**Tasks:**
**a)** Answer these questions from the text on reclaiming VM resources, one answer per line:
(i) How many areas of reclamation does the text list?
(ii) In what unit is the Unmap Size metric shown?
(iii) How often does vSphere report the Unmap IO value?
**b)** Check each statement against the text on reclaiming VM resources. Give yes or no for each, with the text's deciding words in quotation marks.
(i) Non VM files let you reclaim CPU and RAM as well as disk.
(ii) The unmap operations can be aggregated per datastore.
(iii) The problem of growing VMDKs only happens on thin provisioned disk.
**c)** Resume the text on reclaiming VM resources, starting after its last line.

**Page extract:**
________________________

Reclamation delivers many benefits, and some of them are listed below
There are 6 areas of reclamation, from the easiest to the hardest. Naturally, the logic differs for each.
Non VM files are the easiest, because they are not owned by someone else. They are yours! Non VM objects, such as templates and ISOs should be kept in 1 Datastore per physical location. Naturally, you can only reclaim Disk, and not CPU & RAM.
An orphaned file is a file in the datastore that is no longer associated with any VM. Orphaned VMs and orphaned VMDK’s are not even registered in vCenter. If they are, they may appear italicized, indicating something wrong. They may not have owners too.
For orphaned RDM (raw device mapping), look from the storage array if there is any ESXi mounting it.
Snapshots are not backups, and they do cause performance problems to the VM if kept for extended periods of time. Keep them only for the purpose of protection during change. Once the change is validated as successful, keeping the snapshot does a disservice to the VM. A Snapshot is easier to reclaim, hence vRealize Operations lists them separately.
TRIM and Unmap
When Guest OS delete files or parts of it, it does not replace the value with 0 and just leave the block. This is more efficient and also enable recovery. But this cause the underlying VMDK to grow. The same thing happen at the array level. This is where Trim and Unmap come in.
vRealize Operations tracks the unmap operations via 2 metrics at ESXi Host. The first one is Unmap IO, which tracks the number of unmap SCSI instructions. For example, if the value is 100, that means ESXi has sent 100 requests of unmap to its datastore. So think of it like IOPS, except the IO is not writing/reading actual block, but more of a request to delete (unmap) the block in the back end array. The value is the sum of 20 seconds since vSphere reports per 20 seconds, then averaged over 5 minutes. In the example below, you can see the host sends unmaps commands frequently in the last 30 days.
The second metric is Unmap Size, which tracks the total unmapped space from the operations above. The value is shown in MB.
You can track both operations on each datastore, but you can’t aggregate them per datastore.
The problem only happens on thin provisioned disk. So if you want to check how much space you can reclaim, create a view that compare the value inside the Guest vs the value shown at VMDK level.
Powered Off VMs are harder, as there is now an owner of the VM. You need to deal with the VM Owner before you delete them. This is where tagging them with the owner email or Business unit would have been useful.
Why do cars have brakes?
So they can go faster!

________________________

**Data shown:**
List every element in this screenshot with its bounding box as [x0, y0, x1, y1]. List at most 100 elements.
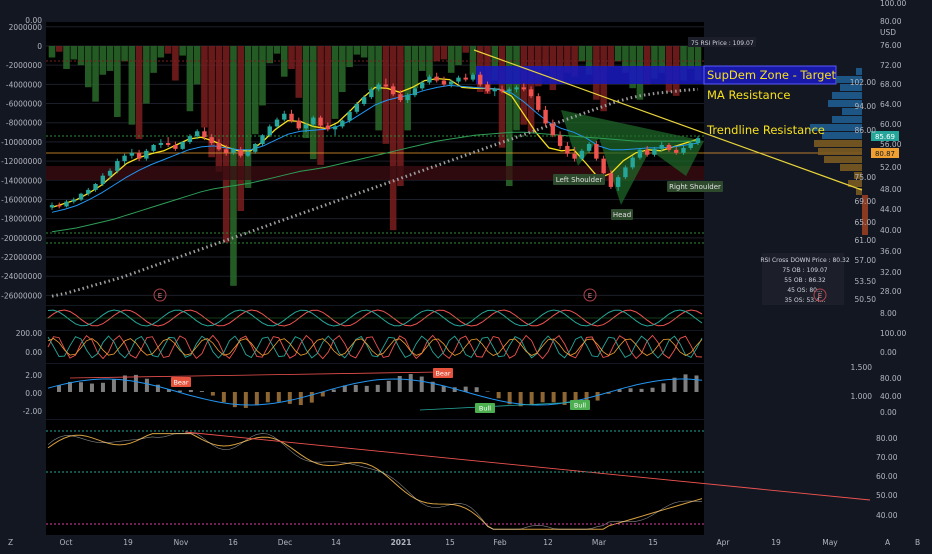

________________________

**Responses to the tasks:**
**a)**
(i) 6
(ii) MB
(iii) Every 20 seconds

**b)**
(i) No: "Naturally, you can only reclaim Disk, and not CPU & RAM."
(ii) No: "but you can’t aggregate them per datastore."
(iii) Yes: "The problem only happens on thin provisioned disk."

**c)**
Take advantage of Powered Off as the brakes for your Idle VMs. If you treat Idle and Powered off as 1 continuum, you can power off the Idle VMs earlier. You get the benefit of CPU and RAM reclamation. It’s a safer procedure too, as you can simply power it back on if you find that the VM is actually being used.
One major caveat if you do this, is the average utilization of the remaining VMs in the cluster becomes higher. As a result, you may not be able to achieve the overcommit ratio needed to break even.
2 Sides of Running VM
Just like there are two rightsizing formula (one for Guest OS, one for VM), there are two reclamation formula for running VM (idle or not). The formula is complex as it has 2 different stages:
Determine if the VM falls under the category. For example, does the VM qualify as an Idle VM? This should look inside the VM, as that’s where the workload runs. Measuring at the ESXi level can yield incorrect results as that includes loads not generated by the VM.
Determine what can be reclaimed. Since what is being reclaimed is ESXi resources, the usage inside the Guest OS is irrelevant. The queue inside the Guest does not impact the hypervisor, so there is nothing to reclaim at the ESXi layer. All counters are from ESXi. Guest OS counters are not applicable as we’re not reclaiming from inside the Guest.
So you need to apply 2 different types of logic.
Idle VM is a great target, as you can now claim CPU and RAM when you power them off. You cannot claim disk yet as you are not deleting them yet. Take note that you are not reclaiming real CPU cycle as it’s idle to begin with. Idle VM does not actually consume any ESXi CPU cycles. So reclaiming a 10 vCPU VM running only 1 vCPU does not give you 9 vCPU. You are reclaiming blank air. For memory, you will reclaim real ESXi memory as idle VMs tend to have its consumed memory remained on ESXi.
Let’s look at the first part of the formula, where we decide if a VM is idle or not. VM that is rarely used can appear idle, if you measure idleness over a long period of time. For example, if a VM is only productive (from business viewpoint) for 2 hours a week, that means the remaining 166 hours should be classified as idle. That’s 98.8% idle.
Take note that a longer time window would increase accuracy but also lengthen the time taken to move in and out the Idle VM definition.
You can apply the above logic by creating a List View. Take note of corner cases such as VMs that have month-end processing. Even if you set 99% for 1 month the logic can still wrongly mark an active VM as Idle. 1% active means it’s only active for a total of 8 hours (0.3 days) in 30 days. Notice it’s a total, not a continuous 8 hours. It’s cumulative within 30 days. Ideally, you want a daily check, meaning it has to be idle every single day.
A VM that is idle for 30 days straight, then active for 8 hours, will only need 8 hours to be marked as non-idle. A VM that does not accumulate 8 hours of CPU > 100 MHz, will obviously need more time. So the VM may be wrongly marked idle for days after it’s gone active.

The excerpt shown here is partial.